Passage to read ::
If the initial burst really is the forward pass time, it is substantially less than 0.44 seconds. Can anyone explain the discrepancy between these results? Is it a mistake with the benchmarking app or is the timeline tool not capturing the full picture? Additionally, there are a couple of GPU operations before the first large burst that we cannot really explain. Any insight into this would be very much appreciated!
TensorFlow has undergone a number of significant performance improvements since TF 0.12.1. If you are interested in solid performance numbers, please use the latest version of TensorFlow, or version 1.2 when it is released.
If you would like to work from a high-performance model as a starting point, I strongly recommend working from https://github.com/tensorflow/benchmarks which include an Inception-v3 model.
As for trying to understand the detailed performance of a single step, I recommend instrumenting the C++ TensorFlow runtime. (The overhead from within Python can be significant, and could introduce uncertainty in your measurements.)
Additionally, it's important to run the experiment a number of iterations to allow the system to "warm up" and fully initialize.
One thing to note: if you are trying to tune your model, be sure to avoid setting allow_soft_placement=True. For now, it's better to ensure that all operations you expect are truly placed on the GPUs. You can confirm by looking at the log output controlled by the log_device_placement parameter.

Prompt 1 ::
Answer these from the passage on TensorFlow performance:
(a) Which TensorFlow version does the passage suggest using once it is released?
(b) What model is included in the benchmarks repository it links to?
(c) Which parameter controls the log output that confirms where operations are placed?
Prompt 2 :: List every recommendation given in the reply part of the passage on TensorFlow performance, which begins "TensorFlow has undergone". Put one on each line.
Prompt 3 :: Set down the passage on TensorFlow performance word for word, starting at "Additionally, it's important" and ending at "the log_device_placement parameter.".
These rows are separate material with no connection to the passage on TensorFlow performance.

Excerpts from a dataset
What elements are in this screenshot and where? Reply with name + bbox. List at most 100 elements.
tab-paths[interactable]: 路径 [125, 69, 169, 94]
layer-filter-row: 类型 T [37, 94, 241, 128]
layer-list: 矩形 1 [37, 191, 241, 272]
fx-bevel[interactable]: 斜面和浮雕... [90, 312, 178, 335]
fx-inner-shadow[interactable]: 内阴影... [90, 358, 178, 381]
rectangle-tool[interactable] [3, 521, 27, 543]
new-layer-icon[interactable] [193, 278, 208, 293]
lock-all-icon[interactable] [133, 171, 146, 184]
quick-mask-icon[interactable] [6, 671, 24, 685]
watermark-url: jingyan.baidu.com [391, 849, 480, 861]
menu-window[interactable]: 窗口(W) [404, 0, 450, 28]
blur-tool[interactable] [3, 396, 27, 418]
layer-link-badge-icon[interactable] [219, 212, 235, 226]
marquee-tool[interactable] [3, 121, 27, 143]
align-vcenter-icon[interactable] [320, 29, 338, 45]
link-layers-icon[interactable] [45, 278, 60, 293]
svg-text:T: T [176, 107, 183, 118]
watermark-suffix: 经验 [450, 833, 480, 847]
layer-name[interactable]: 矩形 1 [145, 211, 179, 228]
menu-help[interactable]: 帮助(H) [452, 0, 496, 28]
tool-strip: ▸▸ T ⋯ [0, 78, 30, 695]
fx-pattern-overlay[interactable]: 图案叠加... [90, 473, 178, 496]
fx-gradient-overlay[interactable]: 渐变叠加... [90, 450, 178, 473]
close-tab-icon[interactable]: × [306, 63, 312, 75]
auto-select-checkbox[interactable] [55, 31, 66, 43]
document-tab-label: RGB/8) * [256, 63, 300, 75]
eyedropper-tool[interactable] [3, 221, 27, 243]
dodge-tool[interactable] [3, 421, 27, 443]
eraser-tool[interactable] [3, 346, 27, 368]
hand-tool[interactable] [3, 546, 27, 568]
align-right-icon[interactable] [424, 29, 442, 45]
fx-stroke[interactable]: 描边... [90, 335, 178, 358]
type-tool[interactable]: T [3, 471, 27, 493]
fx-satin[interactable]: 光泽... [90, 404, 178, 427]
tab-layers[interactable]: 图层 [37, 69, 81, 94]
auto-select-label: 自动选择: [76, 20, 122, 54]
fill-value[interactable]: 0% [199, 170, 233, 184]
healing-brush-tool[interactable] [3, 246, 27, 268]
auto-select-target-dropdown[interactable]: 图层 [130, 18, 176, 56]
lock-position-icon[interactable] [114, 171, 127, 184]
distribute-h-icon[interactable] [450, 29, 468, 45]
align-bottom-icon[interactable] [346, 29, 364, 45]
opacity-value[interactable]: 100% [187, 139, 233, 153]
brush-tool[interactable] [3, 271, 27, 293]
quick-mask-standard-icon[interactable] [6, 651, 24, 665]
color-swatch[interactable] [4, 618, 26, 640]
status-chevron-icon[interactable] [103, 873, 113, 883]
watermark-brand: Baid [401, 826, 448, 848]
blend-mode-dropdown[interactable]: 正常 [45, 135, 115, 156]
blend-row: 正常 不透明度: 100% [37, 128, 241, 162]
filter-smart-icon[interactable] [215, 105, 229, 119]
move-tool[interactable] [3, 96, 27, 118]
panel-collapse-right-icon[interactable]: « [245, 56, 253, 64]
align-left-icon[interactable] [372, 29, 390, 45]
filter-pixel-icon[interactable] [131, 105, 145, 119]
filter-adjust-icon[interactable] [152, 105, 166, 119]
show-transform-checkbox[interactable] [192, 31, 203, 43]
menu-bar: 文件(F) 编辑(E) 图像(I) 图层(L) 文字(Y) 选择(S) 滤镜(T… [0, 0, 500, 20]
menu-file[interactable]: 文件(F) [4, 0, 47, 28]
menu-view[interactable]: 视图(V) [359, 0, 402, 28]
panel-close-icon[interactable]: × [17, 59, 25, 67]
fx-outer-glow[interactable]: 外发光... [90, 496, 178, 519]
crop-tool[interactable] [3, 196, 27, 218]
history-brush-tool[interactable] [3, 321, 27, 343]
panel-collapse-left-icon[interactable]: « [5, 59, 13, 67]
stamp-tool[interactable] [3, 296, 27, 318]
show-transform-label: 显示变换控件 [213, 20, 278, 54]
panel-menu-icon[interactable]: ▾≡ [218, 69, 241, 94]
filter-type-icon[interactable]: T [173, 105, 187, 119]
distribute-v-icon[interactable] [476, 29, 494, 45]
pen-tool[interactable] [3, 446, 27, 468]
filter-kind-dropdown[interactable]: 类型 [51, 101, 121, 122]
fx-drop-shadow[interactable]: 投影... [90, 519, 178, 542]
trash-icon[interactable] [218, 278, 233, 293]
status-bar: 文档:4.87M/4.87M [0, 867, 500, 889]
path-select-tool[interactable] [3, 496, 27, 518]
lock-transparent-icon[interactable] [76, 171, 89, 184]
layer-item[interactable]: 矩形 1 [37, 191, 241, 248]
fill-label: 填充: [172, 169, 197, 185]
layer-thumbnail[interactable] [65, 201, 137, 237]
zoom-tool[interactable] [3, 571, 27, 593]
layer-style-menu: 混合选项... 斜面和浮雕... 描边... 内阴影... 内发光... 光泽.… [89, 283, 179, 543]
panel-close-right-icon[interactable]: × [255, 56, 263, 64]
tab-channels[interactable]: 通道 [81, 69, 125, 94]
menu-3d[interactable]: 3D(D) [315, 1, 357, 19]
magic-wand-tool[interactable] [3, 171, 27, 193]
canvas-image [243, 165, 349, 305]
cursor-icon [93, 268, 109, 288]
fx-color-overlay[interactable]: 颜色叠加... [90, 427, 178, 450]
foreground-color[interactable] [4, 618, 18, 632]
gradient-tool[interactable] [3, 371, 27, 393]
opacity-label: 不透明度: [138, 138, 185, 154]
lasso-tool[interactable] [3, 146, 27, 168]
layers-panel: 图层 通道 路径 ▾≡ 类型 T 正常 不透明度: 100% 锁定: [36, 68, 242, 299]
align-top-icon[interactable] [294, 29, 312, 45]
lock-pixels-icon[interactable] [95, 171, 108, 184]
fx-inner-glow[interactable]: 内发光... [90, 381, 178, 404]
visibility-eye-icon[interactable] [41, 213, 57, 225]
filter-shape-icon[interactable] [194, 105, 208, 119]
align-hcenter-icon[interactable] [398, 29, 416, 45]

Answer space 1 ::
(a) Version 1.2
(b) An Inception-v3 model
(c) log_device_placement

Answer space 2 ::
Use the latest version of TensorFlow, or version 1.2 when it is released.
Work from https://github.com/tensorflow/benchmarks as a starting point.
Instrument the C++ TensorFlow runtime to understand the detailed performance of a single step.
Run the experiment a number of iterations so the system can warm up and fully initialize.
Avoid setting allow_soft_placement=True when tuning the model.
Ensure all expected operations are truly placed on the GPUs, confirming this through the log output controlled by log_device_placement.

Answer space 3 ::
Additionally, it's important to run the experiment a number of iterations to allow the system to "warm up" and fully initialize.
One thing to note: if you are trying to tune your model, be sure to avoid setting allow_soft_placement=True. For now, it's better to ensure that all operations you expect are truly placed on the GPUs. You can confirm by looking at the log output controlled by the log_device_placement parameter.